**Data rows:**
● ● ● ●
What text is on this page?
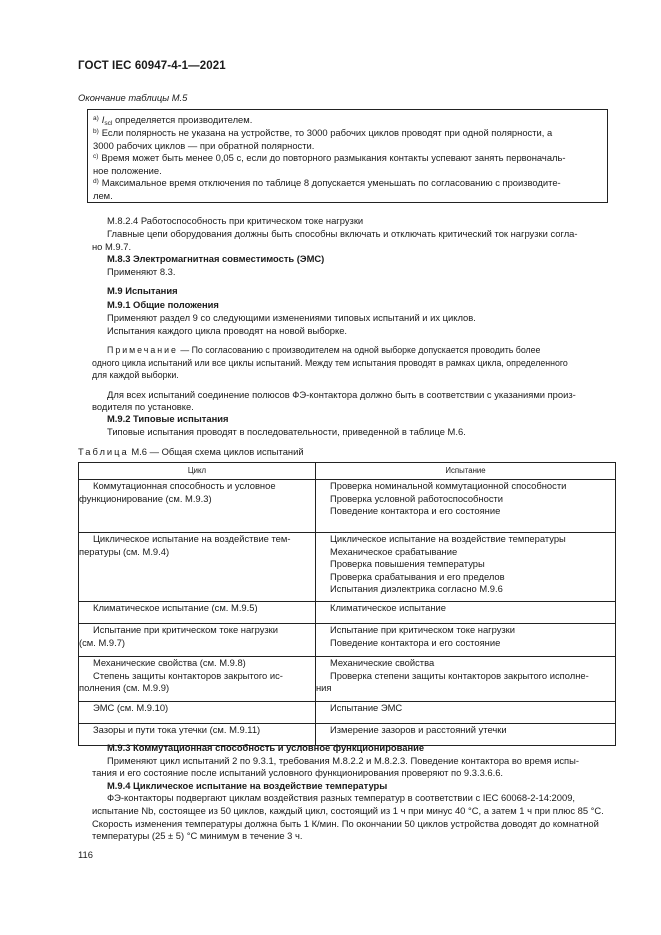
ГОСТ IEC 60947-4-1—2021
Окончание таблицы M.5
$^{a)}$ $I_{scl}$ определяется производителем.
$^{b)}$ Если полярность не указана на устройстве, то 3000 рабочих циклов проводят при одной полярности, а
3000 рабочих циклов — при обратной полярности.
$^{c)}$ Время может быть менее 0,05 с, если до повторного размыкания контакты успевают занять первоначаль-
ное положение.
$^{d)}$ Максимальное время отключения по таблице 8 допускается уменьшать по согласованию с производите-
лем.
M.8.2.4 Работоспособность при критическом токе нагрузки
Главные цепи оборудования должны быть способны включать и отключать критический ток нагрузки согла-
но M.9.7.
M.8.3 Электромагнитная совместимость (ЭМС)
Применяют 8.3.
M.9 Испытания
M.9.1 Общие положения
Применяют раздел 9 со следующими изменениями типовых испытаний и их циклов.
Испытания каждого цикла проводят на новой выборке.
Примечание — По согласованию с производителем на одной выборке допускается проводить более
одного цикла испытаний или все циклы испытаний. Между тем испытания проводят в рамках цикла, определенного
для каждой выборки.
Для всех испытаний соединение полюсов ФЭ-контактора должно быть в соответствии с указаниями произ-
водителя по установке.
M.9.2 Типовые испытания
Типовые испытания проводят в последовательности, приведенной в таблице M.6.
Таблица M.6 — Общая схема циклов испытаний
Цикл	Испытание

Коммутационная способность и условное
функционирование (см. M.9.3)	Проверка номинальной коммутационной способности
Проверка условной работоспособности
Поведение контактора и его состояние

Циклическое испытание на воздействие тем-
пературы (см. M.9.4)	Циклическое испытание на воздействие температуры
Механическое срабатывание
Проверка повышения температуры
Проверка срабатывания и его пределов
Испытания диэлектрика согласно M.9.6

Климатическое испытание (см. M.9.5)	Климатическое испытание

Испытание при критическом токе нагрузки
(см. M.9.7)	Испытание при критическом токе нагрузки
Поведение контактора и его состояние

Механические свойства (см. M.9.8)
Степень защиты контакторов закрытого ис-
полнения (см. M.9.9)	Механические свойства
Проверка степени защиты контакторов закрытого исполне-
ния

ЭМС (см. M.9.10)	Испытание ЭМС

Зазоры и пути тока утечки (см. M.9.11)	Измерение зазоров и расстояний утечки
M.9.3 Коммутационная способность и условное функционирование
Применяют цикл испытаний 2 по 9.3.1, требования M.8.2.2 и M.8.2.3. Поведение контактора во время испы-
тания и его состояние после испытаний условного функционирования проверяют по 9.3.3.6.6.
M.9.4 Циклическое испытание на воздействие температуры
ФЭ-контакторы подвергают циклам воздействия разных температур в соответствии с IEC 60068-2-14:2009,
испытание Nb, состоящее из 50 циклов, каждый цикл, состоящий из 1 ч при минус 40 °С, а затем 1 ч при плюс 85 °С.
Скорость изменения температуры должна быть 1 К/мин. По окончании 50 циклов устройства доводят до комнатной
температуры (25 ± 5) °С минимум в течение 3 ч.
116
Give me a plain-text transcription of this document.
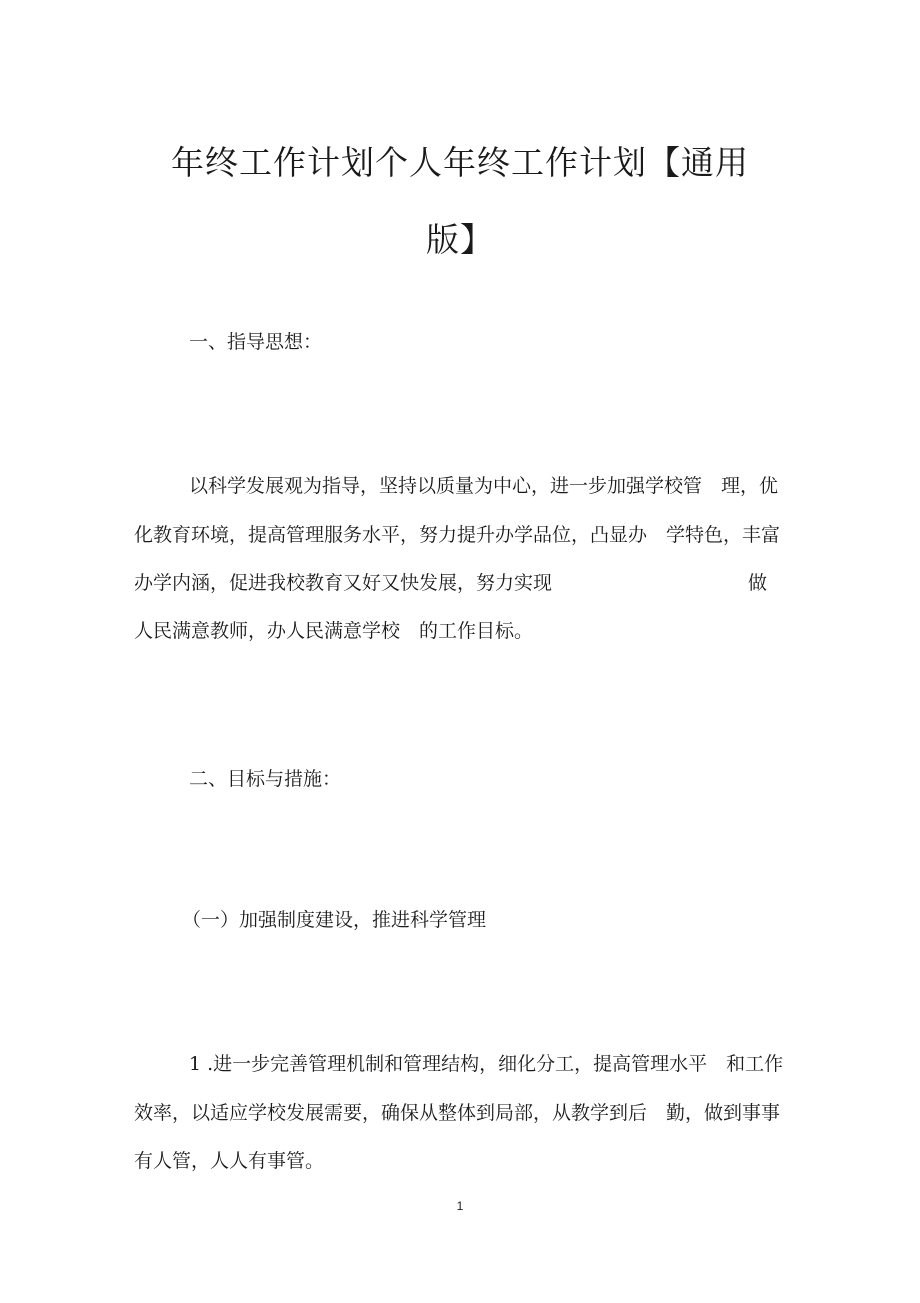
年终工作计划个人年终工作计划【通用
版】
一、指导思想：
以科学发展观为指导，坚持以质量为中心，进一步加强学校管　理，优
化教育环境，提高管理服务水平，努力提升办学品位，凸显办　学特色，丰富
办学内涵，促进我校教育又好又快发展，努力实现	做
人民满意教师，办人民满意学校　的工作目标。
二、目标与措施：
（一）加强制度建设，推进科学管理
1 .进一步完善管理机制和管理结构，细化分工，提高管理水平　和工作
效率，以适应学校发展需要，确保从整体到局部，从教学到后　勤，做到事事
有人管，人人有事管。
1
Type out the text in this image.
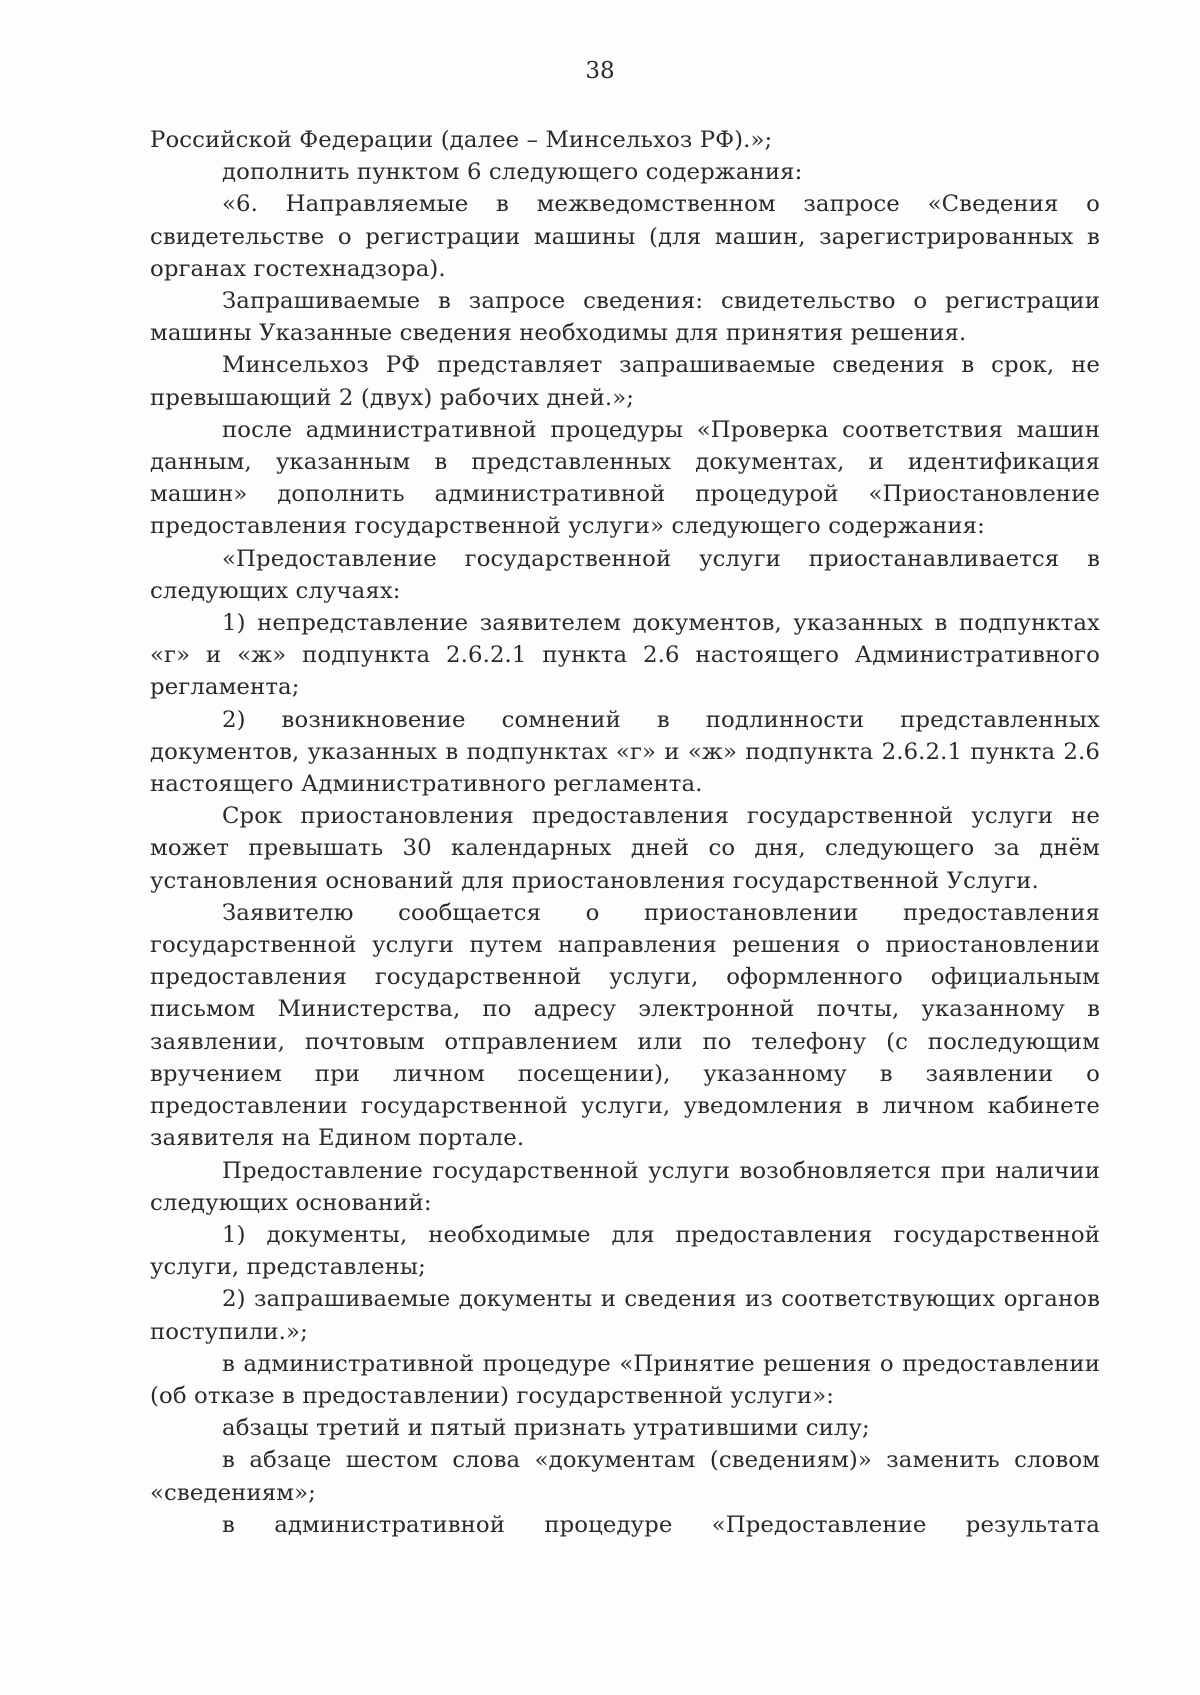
38

Российской Федерации (далее – Минсельхоз РФ).»;

дополнить пунктом 6 следующего содержания:

«6. Направляемые в межведомственном запросе «Сведения о свидетельстве о регистрации машины (для машин, зарегистрированных в органах гостехнадзора).

Запрашиваемые в запросе сведения: свидетельство о регистрации машины Указанные сведения необходимы для принятия решения.

Минсельхоз РФ представляет запрашиваемые сведения в срок, не превышающий 2 (двух) рабочих дней.»;

после административной процедуры «Проверка соответствия машин данным, указанным в представленных документах, и идентификация машин» дополнить административной процедурой «Приостановление предоставления государственной услуги» следующего содержания:

«Предоставление государственной услуги приостанавливается в следующих случаях:

1) непредставление заявителем документов, указанных в подпунктах «г» и «ж» подпункта 2.6.2.1 пункта 2.6 настоящего Административного регламента;

2) возникновение сомнений в подлинности представленных документов, указанных в подпунктах «г» и «ж» подпункта 2.6.2.1 пункта 2.6 настоящего Административного регламента.

Срок приостановления предоставления государственной услуги не может превышать 30 календарных дней со дня, следующего за днём установления оснований для приостановления государственной Услуги.

Заявителю сообщается о приостановлении предоставления государственной услуги путем направления решения о приостановлении предоставления государственной услуги, оформленного официальным письмом Министерства, по адресу электронной почты, указанному в заявлении, почтовым отправлением или по телефону (с последующим вручением при личном посещении), указанному в заявлении о предоставлении государственной услуги, уведомления в личном кабинете заявителя на Едином портале.

Предоставление государственной услуги возобновляется при наличии следующих оснований:

1) документы, необходимые для предоставления государственной услуги, представлены;

2) запрашиваемые документы и сведения из соответствующих органов поступили.»;

в административной процедуре «Принятие решения о предоставлении (об отказе в предоставлении) государственной услуги»:

абзацы третий и пятый признать утратившими силу;

в абзаце шестом слова «документам (сведениям)» заменить словом «сведениям»;

в административной процедуре «Предоставление результата
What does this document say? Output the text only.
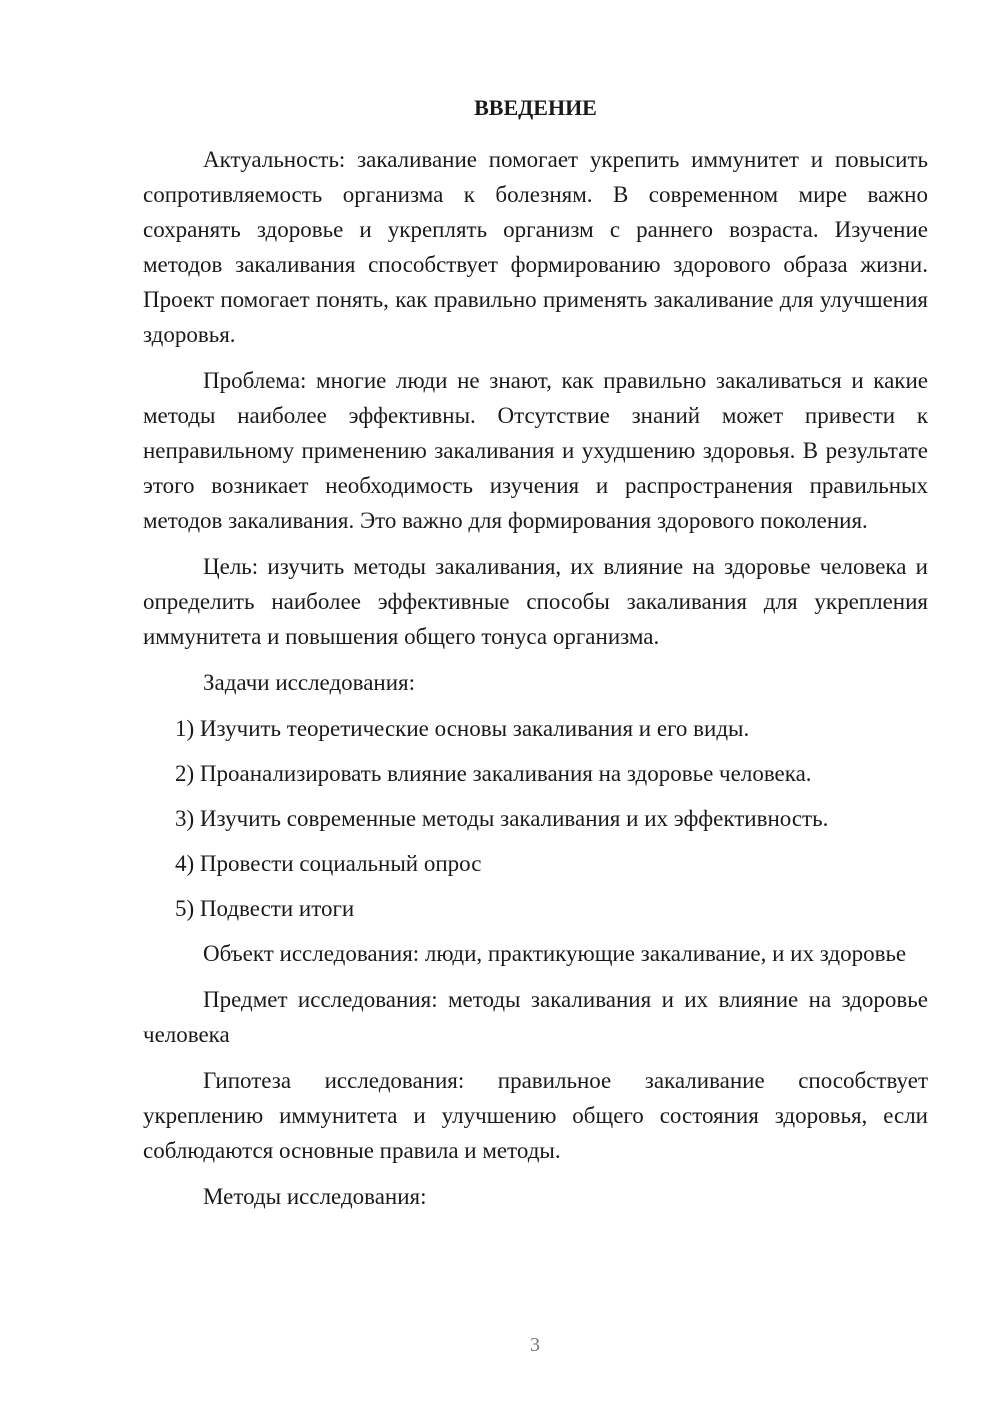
ВВЕДЕНИЕ

Актуальность: закаливание помогает укрепить иммунитет и повысить сопротивляемость организма к болезням. В современном мире важно сохранять здоровье и укреплять организм с раннего возраста. Изучение методов закаливания способствует формированию здорового образа жизни. Проект помогает понять, как правильно применять закаливание для улучшения здоровья.

Проблема: многие люди не знают, как правильно закаливаться и какие методы наиболее эффективны. Отсутствие знаний может привести к неправильному применению закаливания и ухудшению здоровья. В результате этого возникает необходимость изучения и распространения правильных методов закаливания. Это важно для формирования здорового поколения.

Цель: изучить методы закаливания, их влияние на здоровье человека и определить наиболее эффективные способы закаливания для укрепления иммунитета и повышения общего тонуса организма.

Задачи исследования:

1) Изучить теоретические основы закаливания и его виды.
2) Проанализировать влияние закаливания на здоровье человека.
3) Изучить современные методы закаливания и их эффективность.
4) Провести социальный опрос
5) Подвести итоги

Объект исследования: люди, практикующие закаливание, и их здоровье

Предмет исследования: методы закаливания и их влияние на здоровье человека

Гипотеза исследования: правильное закаливание способствует укреплению иммунитета и улучшению общего состояния здоровья, если соблюдаются основные правила и методы.

Методы исследования:

3
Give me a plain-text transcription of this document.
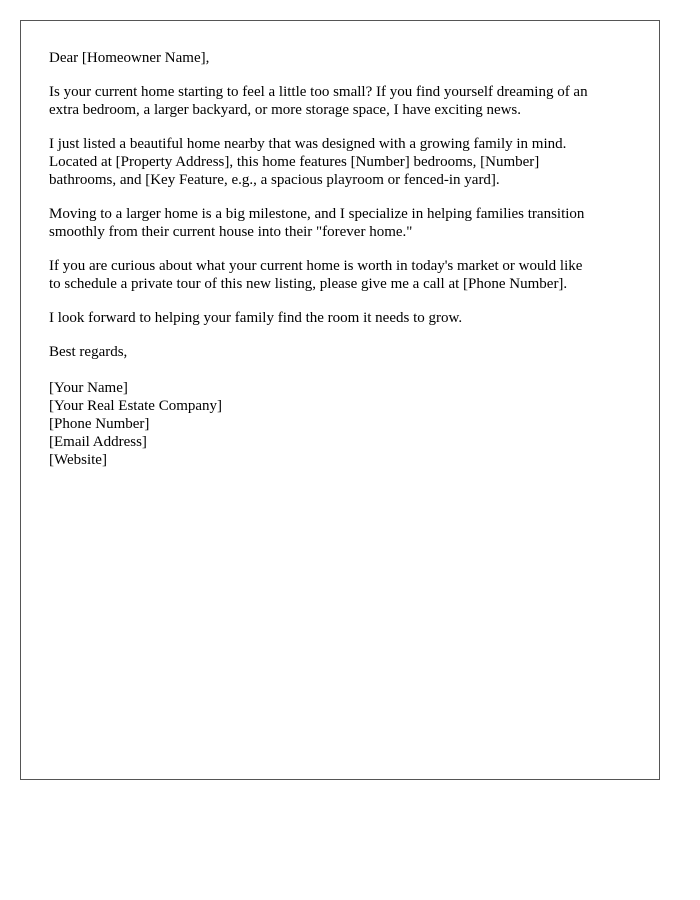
Dear [Homeowner Name],

Is your current home starting to feel a little too small? If you find yourself dreaming of an
extra bedroom, a larger backyard, or more storage space, I have exciting news.

I just listed a beautiful home nearby that was designed with a growing family in mind.
Located at [Property Address], this home features [Number] bedrooms, [Number]
bathrooms, and [Key Feature, e.g., a spacious playroom or fenced-in yard].

Moving to a larger home is a big milestone, and I specialize in helping families transition
smoothly from their current house into their "forever home."

If you are curious about what your current home is worth in today's market or would like
to schedule a private tour of this new listing, please give me a call at [Phone Number].

I look forward to helping your family find the room it needs to grow.

Best regards,

[Your Name]
[Your Real Estate Company]
[Phone Number]
[Email Address]
[Website]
● ● ● ●
**Stated exercise:** Track down every line holding the string "повышения" and copy it.

**Result of the task:**
Проверка повышения температуры
Цель: изучить методы закаливания, их влияние на здоровье человека и определить наиболее эффективные способы закаливания для укрепления иммунитета и повышения общего тонуса организма.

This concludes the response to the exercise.